- Directions for this task: Rewrite the rows below as a JSON list of strings, one string per line, leaving out any blank lines.

┌────────

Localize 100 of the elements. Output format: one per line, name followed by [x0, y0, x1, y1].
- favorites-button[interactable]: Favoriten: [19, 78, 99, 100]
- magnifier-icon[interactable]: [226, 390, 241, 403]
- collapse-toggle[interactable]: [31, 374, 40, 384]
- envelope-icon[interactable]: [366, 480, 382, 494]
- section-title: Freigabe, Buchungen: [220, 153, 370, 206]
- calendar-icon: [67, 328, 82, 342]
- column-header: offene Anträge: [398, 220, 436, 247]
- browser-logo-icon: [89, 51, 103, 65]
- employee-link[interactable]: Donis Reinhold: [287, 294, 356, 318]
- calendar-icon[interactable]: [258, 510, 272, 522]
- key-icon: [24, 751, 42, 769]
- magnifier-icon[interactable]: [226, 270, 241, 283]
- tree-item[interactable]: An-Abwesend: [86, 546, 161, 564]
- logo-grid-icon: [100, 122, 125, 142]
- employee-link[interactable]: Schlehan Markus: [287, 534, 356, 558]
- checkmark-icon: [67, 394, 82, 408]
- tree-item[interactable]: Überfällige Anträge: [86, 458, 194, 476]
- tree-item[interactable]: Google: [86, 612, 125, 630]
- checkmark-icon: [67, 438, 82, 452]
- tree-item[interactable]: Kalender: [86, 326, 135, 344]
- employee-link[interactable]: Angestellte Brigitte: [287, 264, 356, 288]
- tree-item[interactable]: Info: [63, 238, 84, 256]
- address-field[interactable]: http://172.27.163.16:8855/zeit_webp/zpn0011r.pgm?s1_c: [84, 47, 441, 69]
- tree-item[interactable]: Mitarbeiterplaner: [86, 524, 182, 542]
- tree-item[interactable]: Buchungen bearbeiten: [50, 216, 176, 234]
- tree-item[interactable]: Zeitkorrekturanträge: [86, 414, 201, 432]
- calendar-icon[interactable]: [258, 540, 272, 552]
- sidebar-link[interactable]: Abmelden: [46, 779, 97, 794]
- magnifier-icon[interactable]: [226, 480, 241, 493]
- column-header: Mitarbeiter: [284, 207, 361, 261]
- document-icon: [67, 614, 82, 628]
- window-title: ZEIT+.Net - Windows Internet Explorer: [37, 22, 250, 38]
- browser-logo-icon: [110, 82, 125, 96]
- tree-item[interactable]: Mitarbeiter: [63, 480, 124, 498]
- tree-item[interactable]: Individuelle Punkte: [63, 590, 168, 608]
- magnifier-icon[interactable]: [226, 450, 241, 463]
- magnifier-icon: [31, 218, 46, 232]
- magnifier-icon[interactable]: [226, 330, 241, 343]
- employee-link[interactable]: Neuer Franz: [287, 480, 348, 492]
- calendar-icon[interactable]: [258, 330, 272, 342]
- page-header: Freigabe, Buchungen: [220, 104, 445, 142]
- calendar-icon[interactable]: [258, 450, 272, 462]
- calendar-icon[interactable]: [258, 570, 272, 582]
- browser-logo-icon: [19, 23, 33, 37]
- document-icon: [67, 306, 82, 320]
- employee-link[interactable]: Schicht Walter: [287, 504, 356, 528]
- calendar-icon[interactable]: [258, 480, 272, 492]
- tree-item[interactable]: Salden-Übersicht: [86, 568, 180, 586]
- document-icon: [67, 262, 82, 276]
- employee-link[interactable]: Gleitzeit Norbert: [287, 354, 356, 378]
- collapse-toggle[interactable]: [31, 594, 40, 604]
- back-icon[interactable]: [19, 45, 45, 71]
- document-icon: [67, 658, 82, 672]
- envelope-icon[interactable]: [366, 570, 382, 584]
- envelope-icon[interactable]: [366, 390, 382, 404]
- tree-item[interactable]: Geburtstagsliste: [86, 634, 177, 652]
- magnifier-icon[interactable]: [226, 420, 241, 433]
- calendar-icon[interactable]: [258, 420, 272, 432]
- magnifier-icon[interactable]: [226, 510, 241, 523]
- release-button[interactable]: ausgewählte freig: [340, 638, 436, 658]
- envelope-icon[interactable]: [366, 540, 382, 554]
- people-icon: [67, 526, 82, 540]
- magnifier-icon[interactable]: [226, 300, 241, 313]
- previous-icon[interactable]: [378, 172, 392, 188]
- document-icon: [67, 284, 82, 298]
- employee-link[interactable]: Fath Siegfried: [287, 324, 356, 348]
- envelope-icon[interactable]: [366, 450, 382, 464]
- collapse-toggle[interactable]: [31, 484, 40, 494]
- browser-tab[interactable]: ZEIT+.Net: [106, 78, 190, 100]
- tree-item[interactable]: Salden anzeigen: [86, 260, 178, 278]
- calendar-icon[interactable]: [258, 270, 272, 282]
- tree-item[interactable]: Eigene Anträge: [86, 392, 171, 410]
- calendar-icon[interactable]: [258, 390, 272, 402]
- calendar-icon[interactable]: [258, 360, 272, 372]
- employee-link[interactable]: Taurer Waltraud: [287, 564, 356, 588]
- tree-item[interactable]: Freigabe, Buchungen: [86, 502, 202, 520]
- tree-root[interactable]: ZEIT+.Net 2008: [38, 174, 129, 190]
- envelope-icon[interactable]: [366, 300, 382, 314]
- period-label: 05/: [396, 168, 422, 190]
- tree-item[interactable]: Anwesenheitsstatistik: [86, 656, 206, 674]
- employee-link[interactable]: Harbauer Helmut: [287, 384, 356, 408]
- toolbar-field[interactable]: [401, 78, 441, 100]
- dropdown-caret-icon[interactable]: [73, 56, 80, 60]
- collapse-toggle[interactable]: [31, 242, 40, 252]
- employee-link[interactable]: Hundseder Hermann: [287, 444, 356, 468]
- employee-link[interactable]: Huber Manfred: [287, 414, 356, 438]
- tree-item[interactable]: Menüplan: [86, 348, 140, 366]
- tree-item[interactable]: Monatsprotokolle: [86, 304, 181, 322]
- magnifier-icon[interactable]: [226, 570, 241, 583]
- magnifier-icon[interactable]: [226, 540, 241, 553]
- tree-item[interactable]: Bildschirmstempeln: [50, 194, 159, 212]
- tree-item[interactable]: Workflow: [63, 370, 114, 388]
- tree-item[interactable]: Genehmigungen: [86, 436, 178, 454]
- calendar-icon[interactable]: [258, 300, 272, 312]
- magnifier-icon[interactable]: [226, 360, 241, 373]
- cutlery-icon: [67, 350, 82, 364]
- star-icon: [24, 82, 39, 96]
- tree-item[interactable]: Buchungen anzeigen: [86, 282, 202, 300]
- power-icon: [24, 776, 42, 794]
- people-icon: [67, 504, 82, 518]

└────────

- Answer to this task:
[
  "Localize 100 of the elements. Output format: one per line, name followed by [x0, y0, x1, y1].",
  "- favorites-button[interactable]: Favoriten: [19, 78, 99, 100]",
  "- magnifier-icon[interactable]: [226, 390, 241, 403]",
  "- collapse-toggle[interactable]: [31, 374, 40, 384]",
  "- envelope-icon[interactable]: [366, 480, 382, 494]",
  "- section-title: Freigabe, Buchungen: [220, 153, 370, 206]",
  "- calendar-icon: [67, 328, 82, 342]",
  "- column-header: offene Anträge: [398, 220, 436, 247]",
  "- browser-logo-icon: [89, 51, 103, 65]",
  "- employee-link[interactable]: Donis Reinhold: [287, 294, 356, 318]",
  "- calendar-icon[interactable]: [258, 510, 272, 522]",
  "- key-icon: [24, 751, 42, 769]",
  "- magnifier-icon[interactable]: [226, 270, 241, 283]",
  "- tree-item[interactable]: An-Abwesend: [86, 546, 161, 564]",
  "- logo-grid-icon: [100, 122, 125, 142]",
  "- employee-link[interactable]: Schlehan Markus: [287, 534, 356, 558]",
  "- checkmark-icon: [67, 394, 82, 408]",
  "- tree-item[interactable]: Überfällige Anträge: [86, 458, 194, 476]",
  "- tree-item[interactable]: Google: [86, 612, 125, 630]",
  "- checkmark-icon: [67, 438, 82, 452]",
  "- tree-item[interactable]: Kalender: [86, 326, 135, 344]",
  "- employee-link[interactable]: Angestellte Brigitte: [287, 264, 356, 288]",
  "- tree-item[interactable]: Info: [63, 238, 84, 256]",
  "- address-field[interactable]: http://172.27.163.16:8855/zeit_webp/zpn0011r.pgm?s1_c: [84, 47, 441, 69]",
  "- tree-item[interactable]: Mitarbeiterplaner: [86, 524, 182, 542]",
  "- tree-item[interactable]: Buchungen bearbeiten: [50, 216, 176, 234]",
  "- tree-item[interactable]: Zeitkorrekturanträge: [86, 414, 201, 432]",
  "- calendar-icon[interactable]: [258, 540, 272, 552]",
  "- sidebar-link[interactable]: Abmelden: [46, 779, 97, 794]",
  "- magnifier-icon[interactable]: [226, 480, 241, 493]",
  "- column-header: Mitarbeiter: [284, 207, 361, 261]",
  "- document-icon: [67, 614, 82, 628]",
  "- window-title: ZEIT+.Net - Windows Internet Explorer: [37, 22, 250, 38]",
  "- browser-logo-icon: [110, 82, 125, 96]",
  "- tree-item[interactable]: Mitarbeiter: [63, 480, 124, 498]",
  "- tree-item[interactable]: Individuelle Punkte: [63, 590, 168, 608]",
  "- magnifier-icon[interactable]: [226, 450, 241, 463]",
  "- magnifier-icon: [31, 218, 46, 232]",
  "- magnifier-icon[interactable]: [226, 330, 241, 343]",
  "- employee-link[interactable]: Neuer Franz: [287, 480, 348, 492]",
  "- calendar-icon[interactable]: [258, 330, 272, 342]",
  "- page-header: Freigabe, Buchungen: [220, 104, 445, 142]",
  "- calendar-icon[interactable]: [258, 450, 272, 462]",
  "- calendar-icon[interactable]: [258, 570, 272, 582]",
  "- browser-logo-icon: [19, 23, 33, 37]",
  "- document-icon: [67, 306, 82, 320]",
  "- employee-link[interactable]: Schicht Walter: [287, 504, 356, 528]",
  "- calendar-icon[interactable]: [258, 480, 272, 492]",
  "- tree-item[interactable]: Salden-Übersicht: [86, 568, 180, 586]",
  "- document-icon: [67, 262, 82, 276]",
  "- employee-link[interactable]: Gleitzeit Norbert: [287, 354, 356, 378]",
  "- collapse-toggle[interactable]: [31, 594, 40, 604]",
  "- back-icon[interactable]: [19, 45, 45, 71]",
  "- document-icon: [67, 658, 82, 672]",
  "- envelope-icon[interactable]: [366, 570, 382, 584]",
  "- envelope-icon[interactable]: [366, 390, 382, 404]",
  "- tree-item[interactable]: Geburtstagsliste: [86, 634, 177, 652]",
  "- magnifier-icon[interactable]: [226, 420, 241, 433]",
  "- calendar-icon[interactable]: [258, 420, 272, 432]",
  "- magnifier-icon[interactable]: [226, 510, 241, 523]",
  "- release-button[interactable]: ausgewählte freig: [340, 638, 436, 658]",
  "- envelope-icon[interactable]: [366, 540, 382, 554]",
  "- people-icon: [67, 526, 82, 540]",
  "- magnifier-icon[interactable]: [226, 300, 241, 313]",
  "- previous-icon[interactable]: [378, 172, 392, 188]",
  "- document-icon: [67, 284, 82, 298]",
  "- employee-link[interactable]: Fath Siegfried: [287, 324, 356, 348]",
  "- envelope-icon[interactable]: [366, 450, 382, 464]",
  "- collapse-toggle[interactable]: [31, 484, 40, 494]",
  "- browser-tab[interactable]: ZEIT+.Net: [106, 78, 190, 100]",
  "- tree-item[interactable]: Salden anzeigen: [86, 260, 178, 278]",
  "- calendar-icon[interactable]: [258, 270, 272, 282]",
  "- tree-item[interactable]: Eigene Anträge: [86, 392, 171, 410]",
  "- calendar-icon[interactable]: [258, 390, 272, 402]",
  "- calendar-icon[interactable]: [258, 360, 272, 372]",
  "- employee-link[interactable]: Taurer Waltraud: [287, 564, 356, 588]",
  "- tree-item[interactable]: Freigabe, Buchungen: [86, 502, 202, 520]",
  "- tree-root[interactable]: ZEIT+.Net 2008: [38, 174, 129, 190]",
  "- envelope-icon[interactable]: [366, 300, 382, 314]",
  "- period-label: 05/: [396, 168, 422, 190]",
  "- tree-item[interactable]: Anwesenheitsstatistik: [86, 656, 206, 674]",
  "- employee-link[interactable]: Harbauer Helmut: [287, 384, 356, 408]",
  "- toolbar-field[interactable]: [401, 78, 441, 100]",
  "- dropdown-caret-icon[interactable]: [73, 56, 80, 60]",
  "- collapse-toggle[interactable]: [31, 242, 40, 252]",
  "- employee-link[interactable]: Hundseder Hermann: [287, 444, 356, 468]",
  "- employee-link[interactable]: Huber Manfred: [287, 414, 356, 438]",
  "- tree-item[interactable]: Menüplan: [86, 348, 140, 366]",
  "- tree-item[interactable]: Monatsprotokolle: [86, 304, 181, 322]",
  "- magnifier-icon[interactable]: [226, 570, 241, 583]",
  "- magnifier-icon[interactable]: [226, 540, 241, 553]",
  "- tree-item[interactable]: Bildschirmstempeln: [50, 194, 159, 212]",
  "- tree-item[interactable]: Workflow: [63, 370, 114, 388]",
  "- tree-item[interactable]: Genehmigungen: [86, 436, 178, 454]",
  "- calendar-icon[interactable]: [258, 300, 272, 312]",
  "- magnifier-icon[interactable]: [226, 360, 241, 373]",
  "- cutlery-icon: [67, 350, 82, 364]",
  "- star-icon: [24, 82, 39, 96]",
  "- tree-item[interactable]: Buchungen anzeigen: [86, 282, 202, 300]",
  "- power-icon: [24, 776, 42, 794]",
  "- people-icon: [67, 504, 82, 518]"
]